Brief →
Identify every line in the records below that contains the word "kundskab", and copy each of those lines.

Record excerpts →
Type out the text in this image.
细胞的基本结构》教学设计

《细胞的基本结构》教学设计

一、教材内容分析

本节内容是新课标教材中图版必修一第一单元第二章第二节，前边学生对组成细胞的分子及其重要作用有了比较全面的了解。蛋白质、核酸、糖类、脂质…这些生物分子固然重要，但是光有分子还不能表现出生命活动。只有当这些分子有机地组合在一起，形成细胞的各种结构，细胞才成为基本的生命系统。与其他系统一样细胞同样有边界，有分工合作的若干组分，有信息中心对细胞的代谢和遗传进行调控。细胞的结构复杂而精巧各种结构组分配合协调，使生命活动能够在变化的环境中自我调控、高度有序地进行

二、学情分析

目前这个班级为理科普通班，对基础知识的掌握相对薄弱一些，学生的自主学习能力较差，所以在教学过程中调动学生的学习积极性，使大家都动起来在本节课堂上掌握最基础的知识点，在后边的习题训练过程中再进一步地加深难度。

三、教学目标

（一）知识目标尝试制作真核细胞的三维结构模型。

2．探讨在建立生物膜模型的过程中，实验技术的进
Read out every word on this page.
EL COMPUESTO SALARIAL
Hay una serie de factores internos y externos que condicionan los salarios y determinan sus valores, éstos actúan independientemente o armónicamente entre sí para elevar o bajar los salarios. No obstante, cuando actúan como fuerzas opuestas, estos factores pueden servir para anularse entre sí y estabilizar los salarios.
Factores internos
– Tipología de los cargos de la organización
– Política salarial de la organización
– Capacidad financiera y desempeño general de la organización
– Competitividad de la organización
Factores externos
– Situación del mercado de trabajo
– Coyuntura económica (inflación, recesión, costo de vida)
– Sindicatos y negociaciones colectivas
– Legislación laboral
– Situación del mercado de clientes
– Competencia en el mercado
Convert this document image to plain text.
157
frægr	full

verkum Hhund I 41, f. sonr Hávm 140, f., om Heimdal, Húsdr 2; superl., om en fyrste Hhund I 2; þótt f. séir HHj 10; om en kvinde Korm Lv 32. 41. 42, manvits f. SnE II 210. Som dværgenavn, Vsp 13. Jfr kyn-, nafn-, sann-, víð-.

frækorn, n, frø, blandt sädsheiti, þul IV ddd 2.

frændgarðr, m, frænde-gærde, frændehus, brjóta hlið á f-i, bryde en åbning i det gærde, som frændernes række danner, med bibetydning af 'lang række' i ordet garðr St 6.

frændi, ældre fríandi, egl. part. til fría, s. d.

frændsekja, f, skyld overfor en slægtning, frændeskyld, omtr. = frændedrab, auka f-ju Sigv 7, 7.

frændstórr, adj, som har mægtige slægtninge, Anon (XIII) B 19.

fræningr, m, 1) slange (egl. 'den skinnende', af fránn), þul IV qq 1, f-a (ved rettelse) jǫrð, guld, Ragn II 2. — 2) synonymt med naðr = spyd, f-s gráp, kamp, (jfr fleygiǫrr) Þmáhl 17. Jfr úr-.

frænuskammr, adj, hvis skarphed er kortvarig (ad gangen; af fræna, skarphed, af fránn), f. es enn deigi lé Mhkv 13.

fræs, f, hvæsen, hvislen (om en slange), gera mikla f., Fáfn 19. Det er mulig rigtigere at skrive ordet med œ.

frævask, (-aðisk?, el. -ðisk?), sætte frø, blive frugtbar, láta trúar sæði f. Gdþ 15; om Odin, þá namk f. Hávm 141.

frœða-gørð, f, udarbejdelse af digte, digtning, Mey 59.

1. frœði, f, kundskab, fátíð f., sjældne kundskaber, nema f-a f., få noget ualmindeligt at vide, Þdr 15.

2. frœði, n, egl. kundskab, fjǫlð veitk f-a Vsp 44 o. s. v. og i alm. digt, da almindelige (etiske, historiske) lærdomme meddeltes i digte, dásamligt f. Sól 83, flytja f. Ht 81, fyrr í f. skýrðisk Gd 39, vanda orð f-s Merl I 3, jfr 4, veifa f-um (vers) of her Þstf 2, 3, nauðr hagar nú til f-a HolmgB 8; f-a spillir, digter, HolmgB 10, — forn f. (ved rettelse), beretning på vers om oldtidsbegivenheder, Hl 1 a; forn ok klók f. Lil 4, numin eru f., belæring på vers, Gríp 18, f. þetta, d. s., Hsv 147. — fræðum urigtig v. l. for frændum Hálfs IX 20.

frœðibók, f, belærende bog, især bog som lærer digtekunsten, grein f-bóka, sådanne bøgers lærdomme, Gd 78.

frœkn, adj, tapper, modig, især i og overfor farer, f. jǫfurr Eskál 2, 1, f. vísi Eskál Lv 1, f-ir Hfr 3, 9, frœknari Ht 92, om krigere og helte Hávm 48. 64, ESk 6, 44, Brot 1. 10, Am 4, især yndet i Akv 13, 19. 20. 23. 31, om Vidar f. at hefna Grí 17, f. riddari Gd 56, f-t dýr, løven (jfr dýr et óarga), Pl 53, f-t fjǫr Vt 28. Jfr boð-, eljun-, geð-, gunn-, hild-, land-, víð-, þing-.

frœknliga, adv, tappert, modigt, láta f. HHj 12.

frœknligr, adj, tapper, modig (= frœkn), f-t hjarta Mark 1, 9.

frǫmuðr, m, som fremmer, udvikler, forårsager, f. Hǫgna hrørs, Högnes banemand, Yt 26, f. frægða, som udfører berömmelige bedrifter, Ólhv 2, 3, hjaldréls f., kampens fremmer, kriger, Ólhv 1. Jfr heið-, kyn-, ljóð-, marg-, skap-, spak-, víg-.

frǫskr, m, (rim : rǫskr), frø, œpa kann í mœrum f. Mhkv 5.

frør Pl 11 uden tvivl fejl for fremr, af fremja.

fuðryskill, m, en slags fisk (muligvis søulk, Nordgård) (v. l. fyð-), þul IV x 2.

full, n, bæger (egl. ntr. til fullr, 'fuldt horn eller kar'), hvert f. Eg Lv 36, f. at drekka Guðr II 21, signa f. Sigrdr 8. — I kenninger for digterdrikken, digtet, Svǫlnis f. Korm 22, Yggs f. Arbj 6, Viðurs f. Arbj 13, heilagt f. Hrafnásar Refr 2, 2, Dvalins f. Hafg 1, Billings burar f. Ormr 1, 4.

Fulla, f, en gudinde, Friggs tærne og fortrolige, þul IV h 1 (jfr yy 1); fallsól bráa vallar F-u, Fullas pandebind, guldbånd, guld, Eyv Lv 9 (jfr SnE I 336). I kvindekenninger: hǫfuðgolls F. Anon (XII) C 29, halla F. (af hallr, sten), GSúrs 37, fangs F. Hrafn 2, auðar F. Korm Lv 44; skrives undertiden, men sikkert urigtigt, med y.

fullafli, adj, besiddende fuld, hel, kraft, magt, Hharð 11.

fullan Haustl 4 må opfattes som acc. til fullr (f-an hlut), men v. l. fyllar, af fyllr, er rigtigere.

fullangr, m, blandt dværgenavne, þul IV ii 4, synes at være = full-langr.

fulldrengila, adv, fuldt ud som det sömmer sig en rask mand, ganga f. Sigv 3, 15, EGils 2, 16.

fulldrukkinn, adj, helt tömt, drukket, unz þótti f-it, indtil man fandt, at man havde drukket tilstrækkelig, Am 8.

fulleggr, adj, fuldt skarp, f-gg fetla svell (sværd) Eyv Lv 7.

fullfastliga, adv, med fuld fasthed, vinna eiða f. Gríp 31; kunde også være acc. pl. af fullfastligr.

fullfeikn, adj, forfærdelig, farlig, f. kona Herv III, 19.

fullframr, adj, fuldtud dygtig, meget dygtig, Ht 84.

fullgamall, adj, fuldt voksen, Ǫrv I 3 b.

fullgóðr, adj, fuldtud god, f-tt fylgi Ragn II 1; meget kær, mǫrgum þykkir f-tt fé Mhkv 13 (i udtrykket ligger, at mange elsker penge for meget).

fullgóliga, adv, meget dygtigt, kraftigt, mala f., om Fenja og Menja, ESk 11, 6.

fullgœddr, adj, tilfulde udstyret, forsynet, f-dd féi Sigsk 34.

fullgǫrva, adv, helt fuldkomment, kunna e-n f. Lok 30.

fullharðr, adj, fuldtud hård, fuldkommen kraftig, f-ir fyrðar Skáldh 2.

Worked answer →
1. frœði, f, kundskab, fátíð f., sjældne kundskaber, nema f-a f., få noget ualmindeligt at vide, Þdr 15.
2. frœði, n, egl. kundskab, fjǫlð veitk f-a Vsp 44 o. s. v. og i alm. digt, da almindelige (etiske, historiske) lærdomme meddeltes i digte, dásamligt f. Sól 83, flytja f. Ht 81, fyrr í f. skýrðisk Gd 39, vanda orð f-s Merl I 3, jfr 4, veifa f-um (vers) of her Þstf 2, 3, nauðr hagar nú til f-a HolmgB 8; f-a spillir, digter, HolmgB 10, — forn f. (ved rettelse), beretning på vers om oldtidsbegivenheder, Hl 1 a; forn ok klók f. Lil 4, numin eru f., belæring på vers, Gríp 18, f. þetta, d. s., Hsv 147. — fræðum urigtig v. l. for frændum Hálfs IX 20.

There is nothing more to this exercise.